* EXCERPT TO READ
┄┄┄┄┄┄┄┄┄┄
Hello @dmbates -- yes, it would be helpful. I think that most of the code is just constructing the sparse matrix

@dmbates
Copy link
Collaborator

dmbates commented Mar 3, 2026

Hello @dmbates -- yes, it would be helpful. I think that most of the code is just constructing the sparse matrix

Great. I will do that in a sparseA branch, also possibly including the change mentioned in #879 if I hear back from @palday

Are there any optional arguments that would help? sparseL has a full::Bool=true argument that determines if only the random effects parts are returned or if the fixed-effects/response rows are appended. sparseL also can take a symbol representing a grouping factor name at which to start but I never use that.

@dmbates dmbates mentioned this pull request Mar 3, 2026
3 tasks
@dmbates
Copy link
Collaborator

dmbates commented Mar 3, 2026

@samuelsonric Can you take a look at the sparseA function defined in the db/sparseA branch (#880) and see if that would meet your needs? It returns a lower-triangular sparseCSC array that would generally be wrapped as Symmetric(sparseA(...), :L). In case your code just uses the lower triangle I didn't wrap the result in Symmetric.

@samuelsonric
Copy link
Author

samuelsonric commented Mar 4, 2026

Hello @dmbates. There is a complication. The ChordalWorkspace object has two fields: blocks and indices.

struct ChordalWorkspace{T}
    blocks::Vector{AbstractMatrix{T}}
    indices::Vector{Vector{Int}}
end

The first field a workspace; the second is a mapping from the structural nonzeros of M.A into the structural nonzeros of the Cholesky factor. This mapping is then used at various points to relate the two objects.

We build this map in two steps.

  1. First, as well build the sparse matrix S, we also construct a mapping from the nonzeros of M.A into the nonzeros of S.
  2. Next, CliqueTrees.jl provides a mapping from the nonzeros of S into the nonzeros of the Cholesky factor.

incides is constructed by composing the two mappings.

# construct mapping from blocks into Cholesky factor
P = flatindices(F, Symmetric(S, :L))
┄┄┄┄┄┄┄┄┄┄
* DATA ENTRIES
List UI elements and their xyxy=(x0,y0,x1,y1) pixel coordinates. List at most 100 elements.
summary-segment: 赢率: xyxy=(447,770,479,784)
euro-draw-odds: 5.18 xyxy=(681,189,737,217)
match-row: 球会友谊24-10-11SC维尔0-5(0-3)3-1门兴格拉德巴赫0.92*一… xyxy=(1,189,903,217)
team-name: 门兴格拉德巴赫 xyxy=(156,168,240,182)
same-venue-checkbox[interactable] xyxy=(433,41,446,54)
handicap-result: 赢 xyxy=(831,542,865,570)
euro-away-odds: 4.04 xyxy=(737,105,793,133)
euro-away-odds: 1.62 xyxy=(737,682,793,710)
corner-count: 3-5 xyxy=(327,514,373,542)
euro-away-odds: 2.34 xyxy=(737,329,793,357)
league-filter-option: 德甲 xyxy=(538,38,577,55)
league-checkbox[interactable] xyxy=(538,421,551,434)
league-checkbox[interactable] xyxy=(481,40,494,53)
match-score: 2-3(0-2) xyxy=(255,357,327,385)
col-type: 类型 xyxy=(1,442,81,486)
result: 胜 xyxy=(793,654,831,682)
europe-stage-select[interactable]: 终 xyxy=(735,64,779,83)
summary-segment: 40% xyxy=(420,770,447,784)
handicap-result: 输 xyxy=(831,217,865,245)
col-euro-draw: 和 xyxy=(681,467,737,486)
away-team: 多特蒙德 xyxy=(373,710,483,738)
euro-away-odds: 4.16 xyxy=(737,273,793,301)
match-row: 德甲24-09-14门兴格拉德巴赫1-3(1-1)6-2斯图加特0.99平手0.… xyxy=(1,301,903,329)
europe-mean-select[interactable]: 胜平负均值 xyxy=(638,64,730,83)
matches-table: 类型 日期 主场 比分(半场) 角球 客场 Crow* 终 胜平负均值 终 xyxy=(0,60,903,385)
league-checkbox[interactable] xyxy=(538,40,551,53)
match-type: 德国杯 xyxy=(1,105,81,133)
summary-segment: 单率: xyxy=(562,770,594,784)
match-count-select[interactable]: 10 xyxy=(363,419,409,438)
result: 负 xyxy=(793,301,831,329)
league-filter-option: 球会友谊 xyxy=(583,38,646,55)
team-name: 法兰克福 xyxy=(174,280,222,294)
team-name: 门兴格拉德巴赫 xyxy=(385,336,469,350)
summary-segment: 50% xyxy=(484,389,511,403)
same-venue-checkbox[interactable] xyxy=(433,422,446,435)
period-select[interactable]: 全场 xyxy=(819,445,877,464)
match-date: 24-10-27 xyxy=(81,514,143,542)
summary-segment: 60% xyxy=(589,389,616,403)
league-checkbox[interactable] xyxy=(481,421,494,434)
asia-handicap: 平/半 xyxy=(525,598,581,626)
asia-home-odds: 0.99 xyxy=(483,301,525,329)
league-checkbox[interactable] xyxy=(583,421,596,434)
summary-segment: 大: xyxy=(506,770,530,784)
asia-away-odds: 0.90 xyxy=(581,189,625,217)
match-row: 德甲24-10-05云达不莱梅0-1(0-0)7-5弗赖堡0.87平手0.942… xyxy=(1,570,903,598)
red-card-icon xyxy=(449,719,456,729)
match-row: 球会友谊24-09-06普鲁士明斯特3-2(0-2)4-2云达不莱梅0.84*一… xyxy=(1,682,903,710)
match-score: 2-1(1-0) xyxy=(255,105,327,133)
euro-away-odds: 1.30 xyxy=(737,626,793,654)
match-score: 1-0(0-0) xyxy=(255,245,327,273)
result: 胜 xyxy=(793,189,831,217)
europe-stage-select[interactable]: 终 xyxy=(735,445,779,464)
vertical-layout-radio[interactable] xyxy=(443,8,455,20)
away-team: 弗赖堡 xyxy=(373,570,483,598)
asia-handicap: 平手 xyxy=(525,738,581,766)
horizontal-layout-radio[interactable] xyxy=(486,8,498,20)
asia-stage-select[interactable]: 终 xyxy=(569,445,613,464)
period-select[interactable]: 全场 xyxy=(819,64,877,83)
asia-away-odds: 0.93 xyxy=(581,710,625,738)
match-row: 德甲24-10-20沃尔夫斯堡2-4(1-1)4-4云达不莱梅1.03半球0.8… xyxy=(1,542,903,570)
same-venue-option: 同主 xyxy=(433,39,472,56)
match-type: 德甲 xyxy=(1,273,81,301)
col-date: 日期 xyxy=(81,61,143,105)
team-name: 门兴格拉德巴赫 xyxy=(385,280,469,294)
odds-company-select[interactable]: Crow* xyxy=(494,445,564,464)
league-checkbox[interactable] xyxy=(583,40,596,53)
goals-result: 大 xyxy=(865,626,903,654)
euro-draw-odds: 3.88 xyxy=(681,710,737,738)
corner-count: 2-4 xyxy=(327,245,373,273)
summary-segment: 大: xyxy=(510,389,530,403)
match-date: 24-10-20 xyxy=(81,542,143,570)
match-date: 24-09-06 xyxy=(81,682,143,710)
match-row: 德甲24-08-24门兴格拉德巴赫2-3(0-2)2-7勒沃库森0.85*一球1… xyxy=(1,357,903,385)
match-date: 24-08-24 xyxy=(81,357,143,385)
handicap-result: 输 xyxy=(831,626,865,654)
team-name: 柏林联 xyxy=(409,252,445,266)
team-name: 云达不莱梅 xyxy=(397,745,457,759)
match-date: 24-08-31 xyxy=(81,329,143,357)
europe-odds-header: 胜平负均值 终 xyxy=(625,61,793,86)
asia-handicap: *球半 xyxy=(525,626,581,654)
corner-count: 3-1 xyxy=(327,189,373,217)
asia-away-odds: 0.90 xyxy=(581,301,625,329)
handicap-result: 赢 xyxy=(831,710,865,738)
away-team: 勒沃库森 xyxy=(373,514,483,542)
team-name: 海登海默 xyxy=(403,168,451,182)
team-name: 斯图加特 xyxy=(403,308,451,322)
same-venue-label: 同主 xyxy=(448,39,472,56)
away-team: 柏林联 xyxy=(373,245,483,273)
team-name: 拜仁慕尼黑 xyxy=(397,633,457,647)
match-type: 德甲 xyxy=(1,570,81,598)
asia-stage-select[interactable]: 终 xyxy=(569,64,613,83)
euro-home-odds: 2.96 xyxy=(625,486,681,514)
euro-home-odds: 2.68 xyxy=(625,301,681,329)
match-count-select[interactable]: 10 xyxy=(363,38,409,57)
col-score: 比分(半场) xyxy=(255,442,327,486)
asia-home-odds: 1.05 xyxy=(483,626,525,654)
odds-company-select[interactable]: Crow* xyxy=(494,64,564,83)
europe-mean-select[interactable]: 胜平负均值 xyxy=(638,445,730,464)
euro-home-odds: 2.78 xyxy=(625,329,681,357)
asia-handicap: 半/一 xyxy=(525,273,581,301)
┄┄┄┄┄┄┄┄┄┄
* GOALS
a: Print the part of the thread from "2. Next, CliqueTrees.jl" up to and including "flatindices(F, Symmetric(S, :L))".
b: Answer these questions about the thread:
(i) What optional argument of sparseL determines whether the fixed-effects/response rows are appended?
(ii) What kind of array does the sparseA function return?
(iii) Which package provides the mapping from the nonzeros of S into the nonzeros of the Cholesky factor?
The items that come after the thread are not needed here.

* REPLIES
a:
2. Next, CliqueTrees.jl provides a mapping from the nonzeros of S into the nonzeros of the Cholesky factor.

incides is constructed by composing the two mappings.

# construct mapping from blocks into Cholesky factor
P = flatindices(F, Symmetric(S, :L))

b:
(i) The argument full::Bool=true.
(ii) A lower-triangular sparseCSC array.
(iii) CliqueTrees.jl.